[Exercise prompt] All lines in which the word "Tesla" occurs are to be extracted.
begin
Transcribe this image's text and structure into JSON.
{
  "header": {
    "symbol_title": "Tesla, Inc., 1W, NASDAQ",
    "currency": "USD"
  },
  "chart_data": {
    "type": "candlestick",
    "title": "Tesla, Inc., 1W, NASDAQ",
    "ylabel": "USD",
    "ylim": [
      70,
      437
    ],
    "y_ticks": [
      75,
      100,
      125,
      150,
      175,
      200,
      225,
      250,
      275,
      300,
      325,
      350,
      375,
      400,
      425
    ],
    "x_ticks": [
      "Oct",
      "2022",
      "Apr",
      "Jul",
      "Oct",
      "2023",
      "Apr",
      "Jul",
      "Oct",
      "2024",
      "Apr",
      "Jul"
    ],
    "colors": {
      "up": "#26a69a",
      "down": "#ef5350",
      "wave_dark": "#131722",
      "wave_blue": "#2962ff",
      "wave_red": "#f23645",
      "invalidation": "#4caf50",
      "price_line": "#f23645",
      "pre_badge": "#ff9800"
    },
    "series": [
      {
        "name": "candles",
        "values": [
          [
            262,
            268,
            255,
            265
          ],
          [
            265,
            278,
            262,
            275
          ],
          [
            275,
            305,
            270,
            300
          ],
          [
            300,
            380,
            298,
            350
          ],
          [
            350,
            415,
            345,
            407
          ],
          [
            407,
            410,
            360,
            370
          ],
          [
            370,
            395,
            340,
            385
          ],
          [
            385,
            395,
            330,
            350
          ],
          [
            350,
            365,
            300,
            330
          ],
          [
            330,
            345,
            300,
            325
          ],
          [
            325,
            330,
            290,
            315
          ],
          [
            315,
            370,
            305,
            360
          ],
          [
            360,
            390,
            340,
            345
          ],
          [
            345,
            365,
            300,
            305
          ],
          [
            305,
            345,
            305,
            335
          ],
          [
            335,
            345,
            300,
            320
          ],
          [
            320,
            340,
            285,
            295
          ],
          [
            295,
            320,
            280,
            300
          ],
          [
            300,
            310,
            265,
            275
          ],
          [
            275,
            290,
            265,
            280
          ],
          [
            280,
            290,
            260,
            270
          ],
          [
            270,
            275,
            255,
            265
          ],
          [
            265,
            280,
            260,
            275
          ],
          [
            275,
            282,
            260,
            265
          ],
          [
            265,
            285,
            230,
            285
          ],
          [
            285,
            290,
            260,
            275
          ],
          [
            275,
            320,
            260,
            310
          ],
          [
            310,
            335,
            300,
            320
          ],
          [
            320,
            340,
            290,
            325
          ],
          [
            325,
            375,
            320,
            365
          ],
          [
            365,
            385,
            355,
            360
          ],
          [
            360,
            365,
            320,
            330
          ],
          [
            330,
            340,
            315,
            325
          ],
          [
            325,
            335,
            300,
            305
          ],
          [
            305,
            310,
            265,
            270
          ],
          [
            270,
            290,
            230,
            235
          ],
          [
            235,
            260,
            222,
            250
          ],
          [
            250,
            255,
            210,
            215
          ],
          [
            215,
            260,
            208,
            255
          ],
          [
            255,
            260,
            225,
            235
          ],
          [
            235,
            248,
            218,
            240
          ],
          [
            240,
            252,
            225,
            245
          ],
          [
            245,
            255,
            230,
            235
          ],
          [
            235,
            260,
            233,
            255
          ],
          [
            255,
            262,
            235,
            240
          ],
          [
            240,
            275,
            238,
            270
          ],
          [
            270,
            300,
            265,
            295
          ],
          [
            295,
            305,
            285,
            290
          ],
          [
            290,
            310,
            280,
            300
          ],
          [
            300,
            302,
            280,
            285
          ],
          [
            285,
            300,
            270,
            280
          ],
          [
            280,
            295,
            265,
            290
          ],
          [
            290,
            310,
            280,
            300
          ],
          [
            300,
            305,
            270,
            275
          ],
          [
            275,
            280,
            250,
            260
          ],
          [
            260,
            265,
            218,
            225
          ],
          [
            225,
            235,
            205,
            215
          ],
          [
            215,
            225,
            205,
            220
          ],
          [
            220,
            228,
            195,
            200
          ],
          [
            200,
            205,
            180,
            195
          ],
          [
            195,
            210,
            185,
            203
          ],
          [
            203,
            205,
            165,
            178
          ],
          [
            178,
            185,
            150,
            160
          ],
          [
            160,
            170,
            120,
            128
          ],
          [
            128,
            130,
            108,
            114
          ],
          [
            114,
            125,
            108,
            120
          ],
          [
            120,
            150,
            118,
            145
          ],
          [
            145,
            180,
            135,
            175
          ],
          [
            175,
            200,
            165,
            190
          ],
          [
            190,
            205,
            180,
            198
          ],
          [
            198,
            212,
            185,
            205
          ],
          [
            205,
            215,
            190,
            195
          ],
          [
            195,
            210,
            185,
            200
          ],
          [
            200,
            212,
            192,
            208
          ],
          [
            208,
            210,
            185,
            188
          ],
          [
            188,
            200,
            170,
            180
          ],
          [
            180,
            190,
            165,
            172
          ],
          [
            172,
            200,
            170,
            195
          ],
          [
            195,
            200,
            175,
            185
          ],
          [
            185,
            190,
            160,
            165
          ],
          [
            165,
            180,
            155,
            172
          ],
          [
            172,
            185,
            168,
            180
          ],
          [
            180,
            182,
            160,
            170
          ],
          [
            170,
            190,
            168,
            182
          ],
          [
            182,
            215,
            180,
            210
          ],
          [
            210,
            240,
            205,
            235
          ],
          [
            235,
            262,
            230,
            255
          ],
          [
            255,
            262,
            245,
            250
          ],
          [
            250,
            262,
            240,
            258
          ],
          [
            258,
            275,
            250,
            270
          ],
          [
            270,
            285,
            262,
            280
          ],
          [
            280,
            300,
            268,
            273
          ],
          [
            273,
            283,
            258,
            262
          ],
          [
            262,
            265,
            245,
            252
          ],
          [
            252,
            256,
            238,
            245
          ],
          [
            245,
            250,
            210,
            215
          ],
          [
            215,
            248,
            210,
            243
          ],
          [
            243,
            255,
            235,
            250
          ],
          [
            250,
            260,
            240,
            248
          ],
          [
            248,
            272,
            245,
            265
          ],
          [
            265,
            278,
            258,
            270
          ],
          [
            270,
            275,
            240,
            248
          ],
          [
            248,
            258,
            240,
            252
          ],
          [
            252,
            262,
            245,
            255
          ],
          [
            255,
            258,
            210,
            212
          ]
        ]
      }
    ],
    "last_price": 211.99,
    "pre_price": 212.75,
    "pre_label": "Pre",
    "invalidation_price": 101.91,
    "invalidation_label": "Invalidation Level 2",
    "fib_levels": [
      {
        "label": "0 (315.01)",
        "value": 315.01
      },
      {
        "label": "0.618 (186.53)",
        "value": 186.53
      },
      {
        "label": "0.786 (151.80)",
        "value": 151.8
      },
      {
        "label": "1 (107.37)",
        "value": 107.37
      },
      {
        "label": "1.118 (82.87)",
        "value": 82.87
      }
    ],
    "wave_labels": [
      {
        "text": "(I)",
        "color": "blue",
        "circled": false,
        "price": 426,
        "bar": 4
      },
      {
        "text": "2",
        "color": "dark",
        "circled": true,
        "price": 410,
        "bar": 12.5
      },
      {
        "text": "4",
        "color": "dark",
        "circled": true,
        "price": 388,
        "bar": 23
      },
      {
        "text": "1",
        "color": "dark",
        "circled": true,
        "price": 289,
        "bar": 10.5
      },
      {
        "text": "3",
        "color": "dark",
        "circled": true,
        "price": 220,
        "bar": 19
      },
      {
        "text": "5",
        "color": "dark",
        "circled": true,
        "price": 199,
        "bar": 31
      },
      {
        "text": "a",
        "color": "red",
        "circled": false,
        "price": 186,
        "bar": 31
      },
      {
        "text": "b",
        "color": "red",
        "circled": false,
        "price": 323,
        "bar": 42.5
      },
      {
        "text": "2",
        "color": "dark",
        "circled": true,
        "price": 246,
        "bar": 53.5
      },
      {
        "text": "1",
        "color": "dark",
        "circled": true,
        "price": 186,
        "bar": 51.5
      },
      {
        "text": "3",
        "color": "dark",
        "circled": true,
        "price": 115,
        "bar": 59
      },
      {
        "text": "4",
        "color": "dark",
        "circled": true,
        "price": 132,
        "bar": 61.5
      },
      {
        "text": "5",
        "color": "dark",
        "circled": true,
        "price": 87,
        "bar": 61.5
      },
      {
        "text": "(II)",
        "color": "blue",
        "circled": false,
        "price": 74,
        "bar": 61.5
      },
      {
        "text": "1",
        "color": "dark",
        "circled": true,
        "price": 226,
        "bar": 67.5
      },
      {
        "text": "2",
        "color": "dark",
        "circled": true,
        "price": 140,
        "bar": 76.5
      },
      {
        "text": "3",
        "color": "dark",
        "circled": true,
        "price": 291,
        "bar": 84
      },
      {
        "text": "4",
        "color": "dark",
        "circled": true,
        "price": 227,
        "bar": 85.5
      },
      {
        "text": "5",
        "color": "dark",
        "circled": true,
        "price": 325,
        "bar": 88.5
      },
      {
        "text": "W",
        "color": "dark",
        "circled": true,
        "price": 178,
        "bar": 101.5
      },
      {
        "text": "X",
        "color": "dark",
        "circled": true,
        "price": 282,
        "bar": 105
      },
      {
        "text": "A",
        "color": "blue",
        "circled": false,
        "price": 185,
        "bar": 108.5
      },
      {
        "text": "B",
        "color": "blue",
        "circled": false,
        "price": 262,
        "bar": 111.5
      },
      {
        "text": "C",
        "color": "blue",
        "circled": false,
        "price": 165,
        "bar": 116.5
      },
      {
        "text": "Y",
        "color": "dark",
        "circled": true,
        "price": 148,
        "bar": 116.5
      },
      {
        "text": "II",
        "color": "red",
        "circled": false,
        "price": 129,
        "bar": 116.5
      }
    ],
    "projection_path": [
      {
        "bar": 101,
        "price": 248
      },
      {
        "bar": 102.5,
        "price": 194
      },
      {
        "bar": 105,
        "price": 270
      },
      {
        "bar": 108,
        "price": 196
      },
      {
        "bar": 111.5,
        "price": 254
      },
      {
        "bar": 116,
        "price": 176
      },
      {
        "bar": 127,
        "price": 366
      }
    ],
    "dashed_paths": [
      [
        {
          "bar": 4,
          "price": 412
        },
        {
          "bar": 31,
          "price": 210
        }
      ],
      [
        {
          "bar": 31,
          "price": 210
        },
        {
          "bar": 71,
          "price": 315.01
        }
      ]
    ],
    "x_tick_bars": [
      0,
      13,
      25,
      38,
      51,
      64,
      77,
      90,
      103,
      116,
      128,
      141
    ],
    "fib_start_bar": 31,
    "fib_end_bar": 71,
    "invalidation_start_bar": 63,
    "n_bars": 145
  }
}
end
[Expected answer]
    "symbol_title": "Tesla, Inc., 1W, NASDAQ",
    "title": "Tesla, Inc., 1W, NASDAQ",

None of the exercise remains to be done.